**PROMPT**. Print the data exactly as it is given, please.

**DATA PROVIDED**.

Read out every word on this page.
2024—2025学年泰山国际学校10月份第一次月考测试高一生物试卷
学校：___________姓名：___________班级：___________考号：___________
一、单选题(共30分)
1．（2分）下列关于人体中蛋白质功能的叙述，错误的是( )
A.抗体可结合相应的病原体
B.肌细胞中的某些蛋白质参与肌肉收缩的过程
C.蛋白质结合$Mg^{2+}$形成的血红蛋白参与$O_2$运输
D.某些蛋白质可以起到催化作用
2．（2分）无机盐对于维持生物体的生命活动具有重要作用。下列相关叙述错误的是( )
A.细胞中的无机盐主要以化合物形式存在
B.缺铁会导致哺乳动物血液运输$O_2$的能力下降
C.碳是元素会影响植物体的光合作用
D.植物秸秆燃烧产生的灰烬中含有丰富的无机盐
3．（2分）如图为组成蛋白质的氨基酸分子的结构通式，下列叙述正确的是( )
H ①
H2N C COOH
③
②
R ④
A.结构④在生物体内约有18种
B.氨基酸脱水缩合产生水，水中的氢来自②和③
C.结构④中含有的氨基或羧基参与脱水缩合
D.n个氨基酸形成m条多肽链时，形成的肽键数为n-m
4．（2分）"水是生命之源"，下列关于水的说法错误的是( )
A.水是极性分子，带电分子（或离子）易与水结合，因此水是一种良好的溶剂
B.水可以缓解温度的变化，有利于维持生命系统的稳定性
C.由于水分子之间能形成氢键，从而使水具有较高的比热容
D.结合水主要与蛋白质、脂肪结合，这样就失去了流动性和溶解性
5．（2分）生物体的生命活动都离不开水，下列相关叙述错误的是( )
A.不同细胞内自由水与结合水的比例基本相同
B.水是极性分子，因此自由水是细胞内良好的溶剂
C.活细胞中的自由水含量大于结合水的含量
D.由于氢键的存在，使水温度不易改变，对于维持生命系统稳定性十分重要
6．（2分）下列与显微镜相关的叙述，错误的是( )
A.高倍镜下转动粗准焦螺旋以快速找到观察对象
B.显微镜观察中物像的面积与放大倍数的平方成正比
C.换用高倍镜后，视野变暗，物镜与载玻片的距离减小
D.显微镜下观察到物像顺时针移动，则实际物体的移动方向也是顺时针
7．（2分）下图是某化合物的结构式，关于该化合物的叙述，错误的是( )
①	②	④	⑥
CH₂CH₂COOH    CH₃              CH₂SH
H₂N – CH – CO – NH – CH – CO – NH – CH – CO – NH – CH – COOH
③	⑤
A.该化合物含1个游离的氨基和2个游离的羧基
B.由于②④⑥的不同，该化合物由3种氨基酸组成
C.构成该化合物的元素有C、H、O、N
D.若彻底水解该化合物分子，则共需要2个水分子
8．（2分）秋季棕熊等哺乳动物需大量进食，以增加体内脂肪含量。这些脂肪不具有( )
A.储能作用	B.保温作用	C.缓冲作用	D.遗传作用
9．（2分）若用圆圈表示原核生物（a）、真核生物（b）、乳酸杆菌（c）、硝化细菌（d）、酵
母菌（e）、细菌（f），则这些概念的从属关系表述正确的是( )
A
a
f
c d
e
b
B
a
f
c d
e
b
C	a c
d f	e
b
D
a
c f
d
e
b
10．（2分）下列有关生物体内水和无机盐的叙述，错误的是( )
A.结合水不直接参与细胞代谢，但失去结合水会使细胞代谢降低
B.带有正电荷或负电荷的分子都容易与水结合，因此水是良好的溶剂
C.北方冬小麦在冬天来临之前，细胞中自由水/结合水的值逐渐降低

**FINAL ANSWER**.
Read out every word on this page.
2024—2025学年泰山国际学校10月份第一次月考测试高一生物试卷
学校：___________姓名：___________班级：___________考号：___________
一、单选题(共30分)
1．（2分）下列关于人体中蛋白质功能的叙述，错误的是( )
A.抗体可结合相应的病原体
B.肌细胞中的某些蛋白质参与肌肉收缩的过程
C.蛋白质结合$Mg^{2+}$形成的血红蛋白参与$O_2$运输
D.某些蛋白质可以起到催化作用
2．（2分）无机盐对于维持生物体的生命活动具有重要作用。下列相关叙述错误的是( )
A.细胞中的无机盐主要以化合物形式存在
B.缺铁会导致哺乳动物血液运输$O_2$的能力下降
C.碳是元素会影响植物体的光合作用
D.植物秸秆燃烧产生的灰烬中含有丰富的无机盐
3．（2分）如图为组成蛋白质的氨基酸分子的结构通式，下列叙述正确的是( )
H ①
H2N C COOH
③
②
R ④
A.结构④在生物体内约有18种
B.氨基酸脱水缩合产生水，水中的氢来自②和③
C.结构④中含有的氨基或羧基参与脱水缩合
D.n个氨基酸形成m条多肽链时，形成的肽键数为n-m
4．（2分）"水是生命之源"，下列关于水的说法错误的是( )
A.水是极性分子，带电分子（或离子）易与水结合，因此水是一种良好的溶剂
B.水可以缓解温度的变化，有利于维持生命系统的稳定性
C.由于水分子之间能形成氢键，从而使水具有较高的比热容
D.结合水主要与蛋白质、脂肪结合，这样就失去了流动性和溶解性
5．（2分）生物体的生命活动都离不开水，下列相关叙述错误的是( )
A.不同细胞内自由水与结合水的比例基本相同
B.水是极性分子，因此自由水是细胞内良好的溶剂
C.活细胞中的自由水含量大于结合水的含量
D.由于氢键的存在，使水温度不易改变，对于维持生命系统稳定性十分重要
6．（2分）下列与显微镜相关的叙述，错误的是( )
A.高倍镜下转动粗准焦螺旋以快速找到观察对象
B.显微镜观察中物像的面积与放大倍数的平方成正比
C.换用高倍镜后，视野变暗，物镜与载玻片的距离减小
D.显微镜下观察到物像顺时针移动，则实际物体的移动方向也是顺时针
7．（2分）下图是某化合物的结构式，关于该化合物的叙述，错误的是( )
①	②	④	⑥
CH₂CH₂COOH    CH₃              CH₂SH
H₂N – CH – CO – NH – CH – CO – NH – CH – CO – NH – CH – COOH
③	⑤
A.该化合物含1个游离的氨基和2个游离的羧基
B.由于②④⑥的不同，该化合物由3种氨基酸组成
C.构成该化合物的元素有C、H、O、N
D.若彻底水解该化合物分子，则共需要2个水分子
8．（2分）秋季棕熊等哺乳动物需大量进食，以增加体内脂肪含量。这些脂肪不具有( )
A.储能作用	B.保温作用	C.缓冲作用	D.遗传作用
9．（2分）若用圆圈表示原核生物（a）、真核生物（b）、乳酸杆菌（c）、硝化细菌（d）、酵
母菌（e）、细菌（f），则这些概念的从属关系表述正确的是( )
A
a
f
c d
e
b
B
a
f
c d
e
b
C	a c
d f	e
b
D
a
c f
d
e
b
10．（2分）下列有关生物体内水和无机盐的叙述，错误的是( )
A.结合水不直接参与细胞代谢，但失去结合水会使细胞代谢降低
B.带有正电荷或负电荷的分子都容易与水结合，因此水是良好的溶剂
C.北方冬小麦在冬天来临之前，细胞中自由水/结合水的值逐渐降低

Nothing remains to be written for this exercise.